— BEGIN SUPPLIED RECORDS —

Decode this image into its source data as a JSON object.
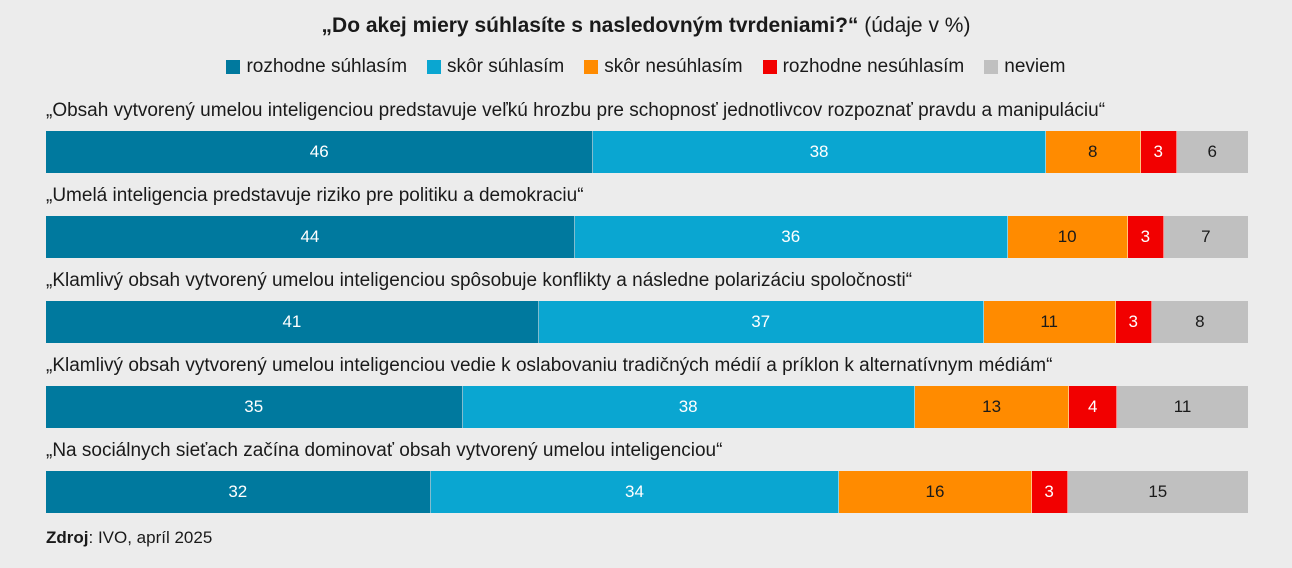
{
  "title": {
    "bold": "„Do akej miery súhlasíte s nasledovným tvrdeniami?“",
    "normal": " (údaje v %)"
  },
  "source": {
    "label": "Zdroj",
    "text": ": IVO, apríl 2025"
  },
  "chart_data": {
    "type": "bar",
    "orientation": "horizontal-stacked-100",
    "title": "„Do akej miery súhlasíte s nasledovným tvrdeniami?“ (údaje v %)",
    "legend_position": "top",
    "series": [
      {
        "name": "rozhodne súhlasím",
        "color": "#00799e",
        "text_color": "#ffffff",
        "values": [
          46,
          44,
          41,
          35,
          32
        ]
      },
      {
        "name": "skôr súhlasím",
        "color": "#0aa6d1",
        "text_color": "#ffffff",
        "values": [
          38,
          36,
          37,
          38,
          34
        ]
      },
      {
        "name": "skôr nesúhlasím",
        "color": "#ff8b00",
        "text_color": "#1a1a1a",
        "values": [
          8,
          10,
          11,
          13,
          16
        ]
      },
      {
        "name": "rozhodne nesúhlasím",
        "color": "#f20000",
        "text_color": "#ffffff",
        "values": [
          3,
          3,
          3,
          4,
          3
        ]
      },
      {
        "name": "neviem",
        "color": "#c0c0c0",
        "text_color": "#1a1a1a",
        "values": [
          6,
          7,
          8,
          11,
          15
        ]
      }
    ],
    "categories": [
      "„Obsah vytvorený umelou inteligenciou predstavuje veľkú hrozbu pre schopnosť jednotlivcov rozpoznať pravdu a manipuláciu“",
      "„Umelá inteligencia predstavuje riziko pre politiku a demokraciu“",
      "„Klamlivý obsah vytvorený umelou inteligenciou spôsobuje konflikty a následne polarizáciu spoločnosti“",
      "„Klamlivý obsah vytvorený umelou inteligenciou vedie k oslabovaniu tradičných médií a príklon k alternatívnym médiám“",
      "„Na sociálnych sieťach začína dominovať obsah vytvorený umelou inteligenciou“"
    ]
  }
}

— END SUPPLIED RECORDS —

INSTRUCTIONS FOR THE TASK:
Make a list of all lines in the data that contain "akej".

ANSWER TO THIS PROBLEM:
    "bold": "„Do akej miery súhlasíte s nasledovným tvrdeniami?“",
    "title": "„Do akej miery súhlasíte s nasledovným tvrdeniami?“ (údaje v %)",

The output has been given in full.